Set problem:
Restate each entry word for word, leaving nothing out.

Stored entries:
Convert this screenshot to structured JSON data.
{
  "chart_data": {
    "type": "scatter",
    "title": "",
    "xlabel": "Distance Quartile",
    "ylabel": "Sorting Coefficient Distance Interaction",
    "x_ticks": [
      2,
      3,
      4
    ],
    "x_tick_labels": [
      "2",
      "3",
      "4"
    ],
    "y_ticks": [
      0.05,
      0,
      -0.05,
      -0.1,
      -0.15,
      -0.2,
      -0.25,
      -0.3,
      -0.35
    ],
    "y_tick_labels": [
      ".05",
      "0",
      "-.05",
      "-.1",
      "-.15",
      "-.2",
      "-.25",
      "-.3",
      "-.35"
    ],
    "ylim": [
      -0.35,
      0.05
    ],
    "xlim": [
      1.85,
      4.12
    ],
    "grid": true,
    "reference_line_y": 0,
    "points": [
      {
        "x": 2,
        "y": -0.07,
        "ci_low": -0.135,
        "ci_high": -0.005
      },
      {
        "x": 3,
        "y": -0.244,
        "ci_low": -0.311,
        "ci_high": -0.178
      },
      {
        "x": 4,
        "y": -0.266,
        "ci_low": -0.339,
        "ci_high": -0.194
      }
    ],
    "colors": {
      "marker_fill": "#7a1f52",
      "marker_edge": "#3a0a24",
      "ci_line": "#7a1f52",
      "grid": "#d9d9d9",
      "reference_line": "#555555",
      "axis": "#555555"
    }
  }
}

Worked solution:
Convert this screenshot to structured JSON data.
{
  "chart_data": {
    "type": "scatter",
    "title": "",
    "xlabel": "Distance Quartile",
    "ylabel": "Sorting Coefficient Distance Interaction",
    "x_ticks": [
      2,
      3,
      4
    ],
    "x_tick_labels": [
      "2",
      "3",
      "4"
    ],
    "y_ticks": [
      0.05,
      0,
      -0.05,
      -0.1,
      -0.15,
      -0.2,
      -0.25,
      -0.3,
      -0.35
    ],
    "y_tick_labels": [
      ".05",
      "0",
      "-.05",
      "-.1",
      "-.15",
      "-.2",
      "-.25",
      "-.3",
      "-.35"
    ],
    "ylim": [
      -0.35,
      0.05
    ],
    "xlim": [
      1.85,
      4.12
    ],
    "grid": true,
    "reference_line_y": 0,
    "points": [
      {
        "x": 2,
        "y": -0.07,
        "ci_low": -0.135,
        "ci_high": -0.005
      },
      {
        "x": 3,
        "y": -0.244,
        "ci_low": -0.311,
        "ci_high": -0.178
      },
      {
        "x": 4,
        "y": -0.266,
        "ci_low": -0.339,
        "ci_high": -0.194
      }
    ],
    "colors": {
      "marker_fill": "#7a1f52",
      "marker_edge": "#3a0a24",
      "ci_line": "#7a1f52",
      "grid": "#d9d9d9",
      "reference_line": "#555555",
      "axis": "#555555"
    }
  }
}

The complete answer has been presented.